▸ **YOUR INSTRUCTIONS**: Omit every picture and output the rest of the records exactly as they are.
------------------------------------------------------------------------
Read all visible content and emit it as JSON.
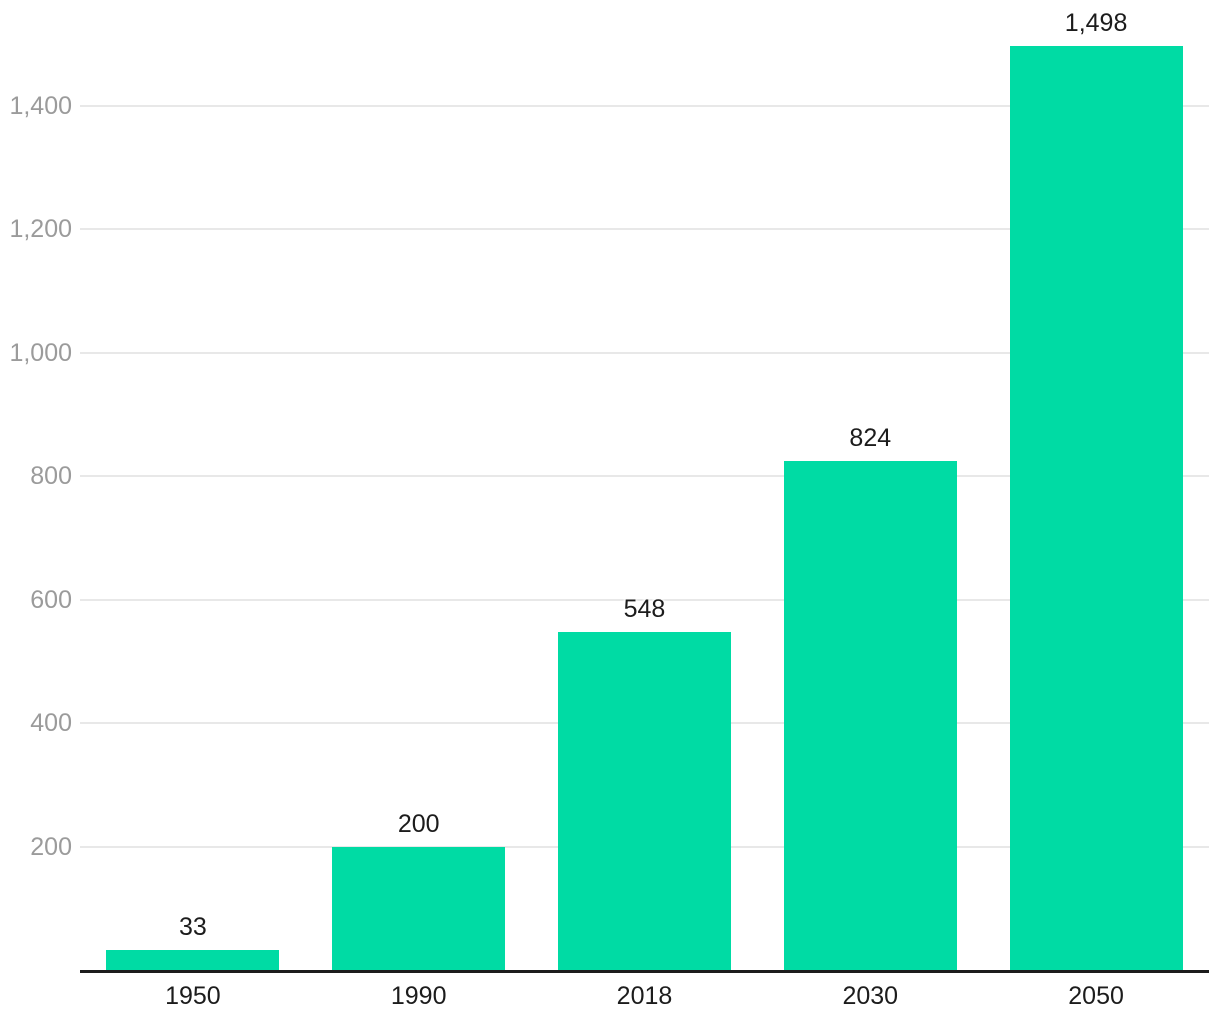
{
  "chart_data": {
    "type": "bar",
    "categories": [
      "1950",
      "1990",
      "2018",
      "2030",
      "2050"
    ],
    "values": [
      33,
      200,
      548,
      824,
      1498
    ],
    "value_labels": [
      "33",
      "200",
      "548",
      "824",
      "1,498"
    ],
    "title": "",
    "xlabel": "",
    "ylabel": "",
    "ylim": [
      0,
      1500
    ],
    "yticks": [
      200,
      400,
      600,
      800,
      1000,
      1200,
      1400
    ],
    "ytick_labels": [
      "200",
      "400",
      "600",
      "800",
      "1,000",
      "1,200",
      "1,400"
    ],
    "grid": true,
    "legend": false,
    "colors": {
      "bar": "#00dba4",
      "value_label": "#1c1c1c",
      "xtick_label": "#1c1c1c",
      "ytick_label": "#9b9b9b",
      "gridline": "#e8e8e8",
      "axis_line": "#1c1c1c",
      "background": "#ffffff"
    }
  }
}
------------------------------------------------------------------------
▸ **SOLUTION FOR THIS PROBLEM**:
Read all visible content and emit it as JSON.
{
  "chart_data": {
    "type": "bar",
    "categories": [
      "1950",
      "1990",
      "2018",
      "2030",
      "2050"
    ],
    "values": [
      33,
      200,
      548,
      824,
      1498
    ],
    "value_labels": [
      "33",
      "200",
      "548",
      "824",
      "1,498"
    ],
    "title": "",
    "xlabel": "",
    "ylabel": "",
    "ylim": [
      0,
      1500
    ],
    "yticks": [
      200,
      400,
      600,
      800,
      1000,
      1200,
      1400
    ],
    "ytick_labels": [
      "200",
      "400",
      "600",
      "800",
      "1,000",
      "1,200",
      "1,400"
    ],
    "grid": true,
    "legend": false,
    "colors": {
      "bar": "#00dba4",
      "value_label": "#1c1c1c",
      "xtick_label": "#1c1c1c",
      "ytick_label": "#9b9b9b",
      "gridline": "#e8e8e8",
      "axis_line": "#1c1c1c",
      "background": "#ffffff"
    }
  }
}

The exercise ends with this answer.